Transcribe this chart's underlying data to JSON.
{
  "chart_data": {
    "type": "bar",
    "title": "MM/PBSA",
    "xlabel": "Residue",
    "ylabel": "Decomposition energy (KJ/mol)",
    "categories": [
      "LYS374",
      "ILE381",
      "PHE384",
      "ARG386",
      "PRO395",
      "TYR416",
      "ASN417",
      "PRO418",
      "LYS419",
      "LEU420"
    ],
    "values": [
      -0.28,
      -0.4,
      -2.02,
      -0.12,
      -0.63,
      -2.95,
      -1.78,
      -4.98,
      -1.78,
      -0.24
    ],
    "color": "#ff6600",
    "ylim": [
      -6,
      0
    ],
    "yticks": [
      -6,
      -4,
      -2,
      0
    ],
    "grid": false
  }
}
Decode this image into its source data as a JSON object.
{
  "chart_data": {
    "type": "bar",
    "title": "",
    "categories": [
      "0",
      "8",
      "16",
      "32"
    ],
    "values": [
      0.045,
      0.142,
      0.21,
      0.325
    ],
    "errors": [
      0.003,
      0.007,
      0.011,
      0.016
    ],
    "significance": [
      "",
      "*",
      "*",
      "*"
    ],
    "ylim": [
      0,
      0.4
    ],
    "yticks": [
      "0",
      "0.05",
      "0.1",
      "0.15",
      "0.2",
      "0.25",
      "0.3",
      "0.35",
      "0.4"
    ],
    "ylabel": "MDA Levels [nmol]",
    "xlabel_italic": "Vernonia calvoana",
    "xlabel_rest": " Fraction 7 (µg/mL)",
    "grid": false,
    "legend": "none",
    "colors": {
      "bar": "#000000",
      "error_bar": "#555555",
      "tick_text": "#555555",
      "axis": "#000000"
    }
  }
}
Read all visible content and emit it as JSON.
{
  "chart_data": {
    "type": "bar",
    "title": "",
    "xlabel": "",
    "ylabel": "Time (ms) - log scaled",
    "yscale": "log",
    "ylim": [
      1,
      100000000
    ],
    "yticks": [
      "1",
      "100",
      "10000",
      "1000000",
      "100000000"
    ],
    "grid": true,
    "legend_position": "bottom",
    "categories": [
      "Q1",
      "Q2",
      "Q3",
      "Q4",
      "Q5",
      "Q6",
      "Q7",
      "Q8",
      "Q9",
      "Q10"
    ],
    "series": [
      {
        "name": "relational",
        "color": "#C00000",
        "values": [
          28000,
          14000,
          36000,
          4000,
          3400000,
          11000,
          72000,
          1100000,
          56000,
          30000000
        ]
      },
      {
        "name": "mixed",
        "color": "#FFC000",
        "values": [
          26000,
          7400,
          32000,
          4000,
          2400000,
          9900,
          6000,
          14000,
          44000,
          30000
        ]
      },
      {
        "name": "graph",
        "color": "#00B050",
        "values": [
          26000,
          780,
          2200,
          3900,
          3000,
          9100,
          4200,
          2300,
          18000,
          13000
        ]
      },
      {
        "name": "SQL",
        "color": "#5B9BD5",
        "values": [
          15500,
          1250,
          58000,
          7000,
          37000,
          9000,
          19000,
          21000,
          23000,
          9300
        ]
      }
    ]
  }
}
---
■ Exercise requirements
Go through the records and gather the lines that hold "name".

■ Output
        "name": "relational",
        "name": "mixed",
        "name": "graph",
        "name": "SQL",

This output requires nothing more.